▸ EXERCISE
Output all of the entries exactly as written.

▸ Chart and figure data
BEGIN

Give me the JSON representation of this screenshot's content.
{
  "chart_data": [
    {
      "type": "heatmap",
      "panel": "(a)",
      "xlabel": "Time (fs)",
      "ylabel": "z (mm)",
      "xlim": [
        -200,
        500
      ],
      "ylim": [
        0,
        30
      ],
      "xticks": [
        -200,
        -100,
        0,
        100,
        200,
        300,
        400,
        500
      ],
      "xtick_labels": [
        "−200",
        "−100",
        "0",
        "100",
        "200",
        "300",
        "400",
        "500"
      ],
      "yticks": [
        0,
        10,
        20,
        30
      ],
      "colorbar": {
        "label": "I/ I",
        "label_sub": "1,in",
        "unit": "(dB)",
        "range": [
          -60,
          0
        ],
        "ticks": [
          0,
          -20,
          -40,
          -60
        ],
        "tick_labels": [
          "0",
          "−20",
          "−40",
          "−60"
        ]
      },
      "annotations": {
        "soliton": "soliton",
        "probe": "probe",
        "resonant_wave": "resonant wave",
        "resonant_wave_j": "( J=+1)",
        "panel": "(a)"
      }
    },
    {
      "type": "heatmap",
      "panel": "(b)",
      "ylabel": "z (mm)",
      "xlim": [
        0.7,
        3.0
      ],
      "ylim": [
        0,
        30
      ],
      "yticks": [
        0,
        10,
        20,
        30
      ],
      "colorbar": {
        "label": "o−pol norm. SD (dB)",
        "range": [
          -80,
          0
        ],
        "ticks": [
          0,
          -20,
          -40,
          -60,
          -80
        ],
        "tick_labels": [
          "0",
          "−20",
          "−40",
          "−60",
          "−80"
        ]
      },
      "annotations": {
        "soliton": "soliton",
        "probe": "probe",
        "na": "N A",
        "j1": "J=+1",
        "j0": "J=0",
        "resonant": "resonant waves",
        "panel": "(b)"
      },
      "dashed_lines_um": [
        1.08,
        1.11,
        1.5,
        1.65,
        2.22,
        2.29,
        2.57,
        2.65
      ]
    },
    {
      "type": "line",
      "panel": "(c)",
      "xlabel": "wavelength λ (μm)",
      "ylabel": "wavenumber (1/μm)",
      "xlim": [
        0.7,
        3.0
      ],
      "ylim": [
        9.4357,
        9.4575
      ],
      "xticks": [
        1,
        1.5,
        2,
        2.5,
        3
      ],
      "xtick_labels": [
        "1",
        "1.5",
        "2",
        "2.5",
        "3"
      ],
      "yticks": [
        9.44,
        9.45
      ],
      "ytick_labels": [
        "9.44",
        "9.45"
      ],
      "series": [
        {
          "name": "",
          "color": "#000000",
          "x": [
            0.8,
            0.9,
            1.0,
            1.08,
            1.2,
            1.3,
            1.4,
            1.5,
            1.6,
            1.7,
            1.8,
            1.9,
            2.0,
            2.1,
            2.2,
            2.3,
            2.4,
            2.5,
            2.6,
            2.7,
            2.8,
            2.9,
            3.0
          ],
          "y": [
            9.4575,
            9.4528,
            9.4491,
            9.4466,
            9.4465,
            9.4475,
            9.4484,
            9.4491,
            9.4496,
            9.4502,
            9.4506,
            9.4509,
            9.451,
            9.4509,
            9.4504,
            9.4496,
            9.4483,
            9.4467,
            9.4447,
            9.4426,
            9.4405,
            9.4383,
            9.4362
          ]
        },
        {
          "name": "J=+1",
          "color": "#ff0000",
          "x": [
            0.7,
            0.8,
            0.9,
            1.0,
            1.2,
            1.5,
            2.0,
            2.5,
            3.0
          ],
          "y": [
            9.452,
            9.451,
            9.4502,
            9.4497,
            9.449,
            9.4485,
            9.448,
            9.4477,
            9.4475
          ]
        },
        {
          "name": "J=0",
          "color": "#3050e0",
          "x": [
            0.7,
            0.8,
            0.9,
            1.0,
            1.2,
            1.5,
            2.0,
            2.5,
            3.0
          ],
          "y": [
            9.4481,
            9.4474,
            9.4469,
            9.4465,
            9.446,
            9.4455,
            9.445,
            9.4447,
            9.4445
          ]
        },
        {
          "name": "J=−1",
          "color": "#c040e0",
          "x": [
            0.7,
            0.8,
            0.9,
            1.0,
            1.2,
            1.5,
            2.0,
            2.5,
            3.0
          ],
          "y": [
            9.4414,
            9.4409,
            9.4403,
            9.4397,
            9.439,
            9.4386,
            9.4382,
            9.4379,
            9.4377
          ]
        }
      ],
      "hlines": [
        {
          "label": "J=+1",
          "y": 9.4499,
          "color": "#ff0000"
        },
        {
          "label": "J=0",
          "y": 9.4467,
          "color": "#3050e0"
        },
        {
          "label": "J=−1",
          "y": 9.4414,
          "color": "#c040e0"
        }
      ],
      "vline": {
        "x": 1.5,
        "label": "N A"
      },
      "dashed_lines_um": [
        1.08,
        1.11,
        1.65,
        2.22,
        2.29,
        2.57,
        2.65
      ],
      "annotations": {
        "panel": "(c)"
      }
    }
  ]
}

END

▸ RESPONSE
Give me the JSON representation of this screenshot's content.
{
  "chart_data": [
    {
      "type": "heatmap",
      "panel": "(a)",
      "xlabel": "Time (fs)",
      "ylabel": "z (mm)",
      "xlim": [
        -200,
        500
      ],
      "ylim": [
        0,
        30
      ],
      "xticks": [
        -200,
        -100,
        0,
        100,
        200,
        300,
        400,
        500
      ],
      "xtick_labels": [
        "−200",
        "−100",
        "0",
        "100",
        "200",
        "300",
        "400",
        "500"
      ],
      "yticks": [
        0,
        10,
        20,
        30
      ],
      "colorbar": {
        "label": "I/ I",
        "label_sub": "1,in",
        "unit": "(dB)",
        "range": [
          -60,
          0
        ],
        "ticks": [
          0,
          -20,
          -40,
          -60
        ],
        "tick_labels": [
          "0",
          "−20",
          "−40",
          "−60"
        ]
      },
      "annotations": {
        "soliton": "soliton",
        "probe": "probe",
        "resonant_wave": "resonant wave",
        "resonant_wave_j": "( J=+1)",
        "panel": "(a)"
      }
    },
    {
      "type": "heatmap",
      "panel": "(b)",
      "ylabel": "z (mm)",
      "xlim": [
        0.7,
        3.0
      ],
      "ylim": [
        0,
        30
      ],
      "yticks": [
        0,
        10,
        20,
        30
      ],
      "colorbar": {
        "label": "o−pol norm. SD (dB)",
        "range": [
          -80,
          0
        ],
        "ticks": [
          0,
          -20,
          -40,
          -60,
          -80
        ],
        "tick_labels": [
          "0",
          "−20",
          "−40",
          "−60",
          "−80"
        ]
      },
      "annotations": {
        "soliton": "soliton",
        "probe": "probe",
        "na": "N A",
        "j1": "J=+1",
        "j0": "J=0",
        "resonant": "resonant waves",
        "panel": "(b)"
      },
      "dashed_lines_um": [
        1.08,
        1.11,
        1.5,
        1.65,
        2.22,
        2.29,
        2.57,
        2.65
      ]
    },
    {
      "type": "line",
      "panel": "(c)",
      "xlabel": "wavelength λ (μm)",
      "ylabel": "wavenumber (1/μm)",
      "xlim": [
        0.7,
        3.0
      ],
      "ylim": [
        9.4357,
        9.4575
      ],
      "xticks": [
        1,
        1.5,
        2,
        2.5,
        3
      ],
      "xtick_labels": [
        "1",
        "1.5",
        "2",
        "2.5",
        "3"
      ],
      "yticks": [
        9.44,
        9.45
      ],
      "ytick_labels": [
        "9.44",
        "9.45"
      ],
      "series": [
        {
          "name": "",
          "color": "#000000",
          "x": [
            0.8,
            0.9,
            1.0,
            1.08,
            1.2,
            1.3,
            1.4,
            1.5,
            1.6,
            1.7,
            1.8,
            1.9,
            2.0,
            2.1,
            2.2,
            2.3,
            2.4,
            2.5,
            2.6,
            2.7,
            2.8,
            2.9,
            3.0
          ],
          "y": [
            9.4575,
            9.4528,
            9.4491,
            9.4466,
            9.4465,
            9.4475,
            9.4484,
            9.4491,
            9.4496,
            9.4502,
            9.4506,
            9.4509,
            9.451,
            9.4509,
            9.4504,
            9.4496,
            9.4483,
            9.4467,
            9.4447,
            9.4426,
            9.4405,
            9.4383,
            9.4362
          ]
        },
        {
          "name": "J=+1",
          "color": "#ff0000",
          "x": [
            0.7,
            0.8,
            0.9,
            1.0,
            1.2,
            1.5,
            2.0,
            2.5,
            3.0
          ],
          "y": [
            9.452,
            9.451,
            9.4502,
            9.4497,
            9.449,
            9.4485,
            9.448,
            9.4477,
            9.4475
          ]
        },
        {
          "name": "J=0",
          "color": "#3050e0",
          "x": [
            0.7,
            0.8,
            0.9,
            1.0,
            1.2,
            1.5,
            2.0,
            2.5,
            3.0
          ],
          "y": [
            9.4481,
            9.4474,
            9.4469,
            9.4465,
            9.446,
            9.4455,
            9.445,
            9.4447,
            9.4445
          ]
        },
        {
          "name": "J=−1",
          "color": "#c040e0",
          "x": [
            0.7,
            0.8,
            0.9,
            1.0,
            1.2,
            1.5,
            2.0,
            2.5,
            3.0
          ],
          "y": [
            9.4414,
            9.4409,
            9.4403,
            9.4397,
            9.439,
            9.4386,
            9.4382,
            9.4379,
            9.4377
          ]
        }
      ],
      "hlines": [
        {
          "label": "J=+1",
          "y": 9.4499,
          "color": "#ff0000"
        },
        {
          "label": "J=0",
          "y": 9.4467,
          "color": "#3050e0"
        },
        {
          "label": "J=−1",
          "y": 9.4414,
          "color": "#c040e0"
        }
      ],
      "vline": {
        "x": 1.5,
        "label": "N A"
      },
      "dashed_lines_um": [
        1.08,
        1.11,
        1.65,
        2.22,
        2.29,
        2.57,
        2.65
      ],
      "annotations": {
        "panel": "(c)"
      }
    }
  ]
}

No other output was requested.